**Article:**
▬▬▬▬▬▬▬▬▬▬
Guerre en Ukraine

Un an de guerre en Ukraine : la création d’un tribunal pénal international pour juger l’agression de l’Ukraine va-t-elle affaiblir la CPI ?

Un homme en survêtement de prison portant un masque de Vladimir Poutine lors d’un rassemblement devant l’ambassade de Russie lors de la Journée ukrainienne de l’unité à Varsovie, en Pologne, le 22 janvier 2023.

© Jaap Arriens/NurPhoto via Getty Images

L’invasion de l’Ukraine par les forces armées russes provoque une onde de choc le 24 février 2022, il y a tout juste un an. Très vite, le président russe Vladimir Poutine est condamné de toute part, à l’exception notable de la Chine et de l’Inde. L’idée de juger l’agression contre l’Ukraine voit le jour tout aussi rapidement.

Le 28 février, soit quatre jours à peine après le début de l’offensive russe, le professeur de droit international Philippe Sands qualifie l’invasion de l’Ukraine comme le plus grave défi international de l’après deuxième guerre mondiale dans un article du Financial Times et propose de créer un tribunal pénal international pour juger "Poutine et ses acolytes" (Putin and his acolytes).

La publication de ce court article prend rapidement de l’ampleur. Très vite, l’idée est défendue par l’Ukraine elle-même. Suivront des spécialistes de droit international, des chefs d’États et de gouvernements, des représentants d’organisations internationales et d’ONG…

Un an plus tard, le débat sur la création d’un tribunal pénal international pour juger l’agression de l’Ukraine est plus vif que jamais et les problèmes juridiques auxquels il se heurte sont mieux connus. Des voix s’élèvent par ailleurs pour que la CPI, la Cour pénale internationale, joue sa partition.
▬▬▬▬▬▬▬▬▬▬
**Consignes:**
1. Les affirmations suivantes concordent-elles avec l'article sur le projet de tribunal pour l'Ukraine ? Répondez par oui ou non, en citant les mots décisifs de l'article : (a) Philippe Sands a présenté sa proposition dans le Financial Times ; (b) la Chine figure parmi les pays ayant condamné Vladimir Poutine ; (c) la proposition de Philippe Sands est parue une semaine après le début de l'offensive russe.
2. D'après l'article sur le projet de tribunal pour l'Ukraine, à quelle date les forces armées russes ont-elles envahi l'Ukraine ?
3. Poursuivez l'article sur le projet de tribunal pour l'Ukraine à la suite de sa dernière phrase.
▬▬▬▬▬▬▬▬▬▬
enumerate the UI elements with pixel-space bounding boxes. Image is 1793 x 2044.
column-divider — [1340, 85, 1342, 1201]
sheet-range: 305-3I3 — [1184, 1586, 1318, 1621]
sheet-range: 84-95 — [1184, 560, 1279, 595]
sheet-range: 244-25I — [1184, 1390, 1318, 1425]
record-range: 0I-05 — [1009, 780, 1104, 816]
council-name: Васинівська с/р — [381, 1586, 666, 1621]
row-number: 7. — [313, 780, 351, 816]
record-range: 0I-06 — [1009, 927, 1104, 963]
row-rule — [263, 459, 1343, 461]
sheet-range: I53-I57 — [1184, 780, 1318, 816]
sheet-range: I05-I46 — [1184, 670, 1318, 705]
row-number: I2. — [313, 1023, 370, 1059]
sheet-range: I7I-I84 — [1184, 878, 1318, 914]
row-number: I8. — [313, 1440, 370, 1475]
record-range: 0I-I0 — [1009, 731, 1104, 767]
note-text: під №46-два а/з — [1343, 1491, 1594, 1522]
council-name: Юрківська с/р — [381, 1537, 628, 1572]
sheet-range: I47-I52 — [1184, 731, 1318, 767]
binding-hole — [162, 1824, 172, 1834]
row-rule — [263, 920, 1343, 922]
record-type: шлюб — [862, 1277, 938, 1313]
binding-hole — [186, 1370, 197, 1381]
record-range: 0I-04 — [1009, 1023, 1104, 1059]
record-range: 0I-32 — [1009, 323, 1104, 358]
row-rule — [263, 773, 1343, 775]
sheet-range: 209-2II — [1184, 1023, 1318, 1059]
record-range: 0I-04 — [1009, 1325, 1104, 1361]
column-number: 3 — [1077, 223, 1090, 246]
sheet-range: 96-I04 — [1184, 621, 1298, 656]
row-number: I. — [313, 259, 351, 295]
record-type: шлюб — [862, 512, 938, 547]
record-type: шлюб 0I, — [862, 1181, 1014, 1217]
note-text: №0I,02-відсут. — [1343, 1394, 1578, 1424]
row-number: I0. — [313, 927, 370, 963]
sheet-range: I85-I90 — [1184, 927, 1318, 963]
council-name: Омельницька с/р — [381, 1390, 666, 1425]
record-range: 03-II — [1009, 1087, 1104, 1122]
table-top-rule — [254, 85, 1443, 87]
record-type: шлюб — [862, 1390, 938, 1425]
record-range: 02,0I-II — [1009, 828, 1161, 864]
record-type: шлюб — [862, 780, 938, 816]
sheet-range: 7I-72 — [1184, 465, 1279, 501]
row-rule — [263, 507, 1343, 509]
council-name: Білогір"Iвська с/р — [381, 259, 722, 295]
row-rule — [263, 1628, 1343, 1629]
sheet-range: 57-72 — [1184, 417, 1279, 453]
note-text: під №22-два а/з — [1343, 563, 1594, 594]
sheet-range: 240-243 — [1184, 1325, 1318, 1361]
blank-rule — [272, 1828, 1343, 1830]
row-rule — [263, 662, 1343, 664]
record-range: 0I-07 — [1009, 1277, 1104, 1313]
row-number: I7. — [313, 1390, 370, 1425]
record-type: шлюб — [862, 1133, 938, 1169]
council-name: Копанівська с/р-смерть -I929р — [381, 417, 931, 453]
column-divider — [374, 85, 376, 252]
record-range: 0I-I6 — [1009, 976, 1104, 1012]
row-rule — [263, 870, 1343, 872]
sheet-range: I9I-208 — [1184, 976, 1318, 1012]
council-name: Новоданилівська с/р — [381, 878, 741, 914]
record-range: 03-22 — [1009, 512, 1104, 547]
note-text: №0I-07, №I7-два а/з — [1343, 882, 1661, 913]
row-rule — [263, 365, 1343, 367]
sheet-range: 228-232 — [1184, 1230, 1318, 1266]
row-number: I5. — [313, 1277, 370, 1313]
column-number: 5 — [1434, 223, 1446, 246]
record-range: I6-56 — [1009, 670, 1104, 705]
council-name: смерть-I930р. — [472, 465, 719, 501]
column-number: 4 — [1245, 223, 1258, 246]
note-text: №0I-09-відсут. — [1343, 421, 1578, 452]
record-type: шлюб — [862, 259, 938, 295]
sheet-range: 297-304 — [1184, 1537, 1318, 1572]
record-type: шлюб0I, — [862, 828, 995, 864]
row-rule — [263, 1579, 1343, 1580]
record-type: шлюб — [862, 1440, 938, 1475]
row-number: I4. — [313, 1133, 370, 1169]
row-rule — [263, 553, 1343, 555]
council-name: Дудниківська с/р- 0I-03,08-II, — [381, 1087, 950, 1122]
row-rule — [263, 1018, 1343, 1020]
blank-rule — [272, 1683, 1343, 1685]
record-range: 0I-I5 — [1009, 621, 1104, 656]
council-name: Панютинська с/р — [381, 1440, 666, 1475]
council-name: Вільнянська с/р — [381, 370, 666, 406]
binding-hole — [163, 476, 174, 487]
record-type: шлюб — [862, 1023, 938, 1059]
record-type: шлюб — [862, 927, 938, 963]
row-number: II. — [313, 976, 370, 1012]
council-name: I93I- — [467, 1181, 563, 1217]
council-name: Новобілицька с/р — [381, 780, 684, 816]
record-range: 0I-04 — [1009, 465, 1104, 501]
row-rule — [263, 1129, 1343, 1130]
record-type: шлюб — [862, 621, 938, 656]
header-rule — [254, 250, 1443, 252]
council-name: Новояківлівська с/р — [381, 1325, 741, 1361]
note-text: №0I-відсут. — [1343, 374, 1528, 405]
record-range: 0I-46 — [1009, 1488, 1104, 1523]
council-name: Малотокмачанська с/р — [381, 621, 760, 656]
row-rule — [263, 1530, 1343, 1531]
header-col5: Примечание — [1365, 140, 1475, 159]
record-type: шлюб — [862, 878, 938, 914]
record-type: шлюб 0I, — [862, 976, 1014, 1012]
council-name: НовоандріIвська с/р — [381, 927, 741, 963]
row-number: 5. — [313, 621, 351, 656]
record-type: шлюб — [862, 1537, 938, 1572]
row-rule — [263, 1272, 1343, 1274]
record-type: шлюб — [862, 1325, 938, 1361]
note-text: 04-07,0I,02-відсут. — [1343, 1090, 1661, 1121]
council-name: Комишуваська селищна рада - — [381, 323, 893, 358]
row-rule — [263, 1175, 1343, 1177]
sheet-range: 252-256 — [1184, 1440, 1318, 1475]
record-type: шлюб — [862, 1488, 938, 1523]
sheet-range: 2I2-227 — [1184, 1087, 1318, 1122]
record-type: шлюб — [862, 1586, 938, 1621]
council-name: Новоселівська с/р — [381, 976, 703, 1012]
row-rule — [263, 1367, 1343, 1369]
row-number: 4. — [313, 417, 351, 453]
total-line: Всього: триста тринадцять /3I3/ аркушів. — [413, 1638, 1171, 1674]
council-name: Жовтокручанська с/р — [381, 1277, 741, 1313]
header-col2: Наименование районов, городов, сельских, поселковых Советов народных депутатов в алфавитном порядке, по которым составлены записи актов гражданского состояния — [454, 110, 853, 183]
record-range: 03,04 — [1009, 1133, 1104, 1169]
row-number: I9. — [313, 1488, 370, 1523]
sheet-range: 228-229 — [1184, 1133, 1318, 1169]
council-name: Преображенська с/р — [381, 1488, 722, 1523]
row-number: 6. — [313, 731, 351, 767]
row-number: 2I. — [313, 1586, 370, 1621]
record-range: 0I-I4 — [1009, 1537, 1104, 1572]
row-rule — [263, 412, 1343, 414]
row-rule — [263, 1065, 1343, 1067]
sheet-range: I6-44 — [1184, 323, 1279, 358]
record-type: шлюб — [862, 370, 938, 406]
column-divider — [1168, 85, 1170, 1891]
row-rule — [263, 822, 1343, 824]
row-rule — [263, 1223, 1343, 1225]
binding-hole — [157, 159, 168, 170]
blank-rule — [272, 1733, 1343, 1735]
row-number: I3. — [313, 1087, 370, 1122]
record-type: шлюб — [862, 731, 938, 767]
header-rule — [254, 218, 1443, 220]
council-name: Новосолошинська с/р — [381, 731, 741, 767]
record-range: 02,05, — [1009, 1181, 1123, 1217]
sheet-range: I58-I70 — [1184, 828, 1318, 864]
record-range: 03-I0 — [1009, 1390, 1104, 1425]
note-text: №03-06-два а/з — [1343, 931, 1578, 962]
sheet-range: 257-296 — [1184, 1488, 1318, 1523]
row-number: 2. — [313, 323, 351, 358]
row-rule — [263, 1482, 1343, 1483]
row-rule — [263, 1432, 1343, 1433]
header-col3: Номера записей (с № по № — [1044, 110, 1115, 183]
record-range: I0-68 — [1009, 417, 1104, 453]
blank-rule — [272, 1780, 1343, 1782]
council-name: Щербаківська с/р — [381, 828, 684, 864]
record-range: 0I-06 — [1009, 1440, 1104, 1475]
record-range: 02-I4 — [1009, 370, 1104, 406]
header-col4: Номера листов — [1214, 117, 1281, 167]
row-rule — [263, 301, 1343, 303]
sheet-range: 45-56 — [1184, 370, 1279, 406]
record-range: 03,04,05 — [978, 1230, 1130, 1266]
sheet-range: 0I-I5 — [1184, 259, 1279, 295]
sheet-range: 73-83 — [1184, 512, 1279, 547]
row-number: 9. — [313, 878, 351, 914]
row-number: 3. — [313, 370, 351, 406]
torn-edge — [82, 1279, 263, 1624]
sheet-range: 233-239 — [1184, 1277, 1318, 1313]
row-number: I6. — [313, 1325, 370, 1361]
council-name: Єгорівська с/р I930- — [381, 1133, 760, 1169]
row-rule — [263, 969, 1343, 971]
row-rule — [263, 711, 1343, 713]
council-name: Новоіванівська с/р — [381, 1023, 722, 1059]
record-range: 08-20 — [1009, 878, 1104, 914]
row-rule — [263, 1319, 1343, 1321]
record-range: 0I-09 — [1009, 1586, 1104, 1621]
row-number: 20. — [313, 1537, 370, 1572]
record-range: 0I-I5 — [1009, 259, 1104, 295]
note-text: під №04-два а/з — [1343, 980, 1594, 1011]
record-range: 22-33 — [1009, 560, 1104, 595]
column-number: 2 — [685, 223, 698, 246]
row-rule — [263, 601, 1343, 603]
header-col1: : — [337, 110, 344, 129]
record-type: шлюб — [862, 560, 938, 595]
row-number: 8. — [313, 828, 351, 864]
▬▬▬▬▬▬▬▬▬▬
**Réponses:**
1.
(a) Oui : « dans un article du Financial Times ».
(b) Non : « à l’exception notable de la Chine et de l’Inde ».
(c) Non : « soit quatre jours à peine après le début de l’offensive russe ».

2. Le 24 février 2022.

3.
L’immunité des dirigeants

L’objectif de ceux qui veulent créer un tribunal pénal international est de traduire en justice Vladimir Poutine et les hauts responsables de l’État russe pour juger l’agression contre l’Ukraine. Or, le droit international protège les dirigeants des États. Vladimir Poutine bénéficie ainsi d’une immunité tant qu’il est en fonction.

Une seule exception à cette immunité : que l’affaire soit jugée par une juridiction pénale internationale. Autrement dit, si un tribunal est créé pour juger l’agression de l’Ukraine, il devrait l’être par l’ONU, via un vote au Conseil de sécurité. Un scénario impossible dans la mesure où la Russie, membre permanent de ce conseil, opposerait son véto, sans compter que d’autres États pourraient faire de même ou s’abstiendraient (il faut une majorité de 9 États sur 15).

La légitimité du tribunal international

Si le Conseil de sécurité est bloqué, l’assemblée générale pourrait constituer une porte de sortie selon le professeur de droit international de l’ULB et coauteur d’une évaluation juridique sur le sujet pour le Parlement européen, Olivier Corten : "L’Assemblée générale de l’ONU pourrait déférer l’affaire à la CPI. C’est une interprétation très large mais c’est le prix à payer pour qu’on ait un véritable tribunal avec de vrais pouvoirs".

Olivier Corten ajoute que "ces problèmes juridiques ne sont pas que des problèmes techniques. Il s’agit aussi de problèmes de légitimité. Le dilemme, c’est soit on veut un tribunal légitime et il faut passer par l’ONU, soit on veut contourner le problème et on crée un tribunal entre l’Ukraine et ses alliés, mais alors ça n’apparaîtra pas comme un tribunal de la communauté internationale".

L’analyse de professeur de droit pénal et de procédure pénale à l’UCLouvain Damien Vandermeersch est similaire : "Je me pose des questions sur le modèle qui sera choisi parce qu’au niveau international, ce devrait être les Nations Unies mais ça me semble difficile… et au niveau national se posera quand même la question de la légitimité de la juridiction (juridiction mixte où siégeraient des juges nationaux (ukrainiens) et internationaux, ndlr)".

Deux poids, deux mesures ?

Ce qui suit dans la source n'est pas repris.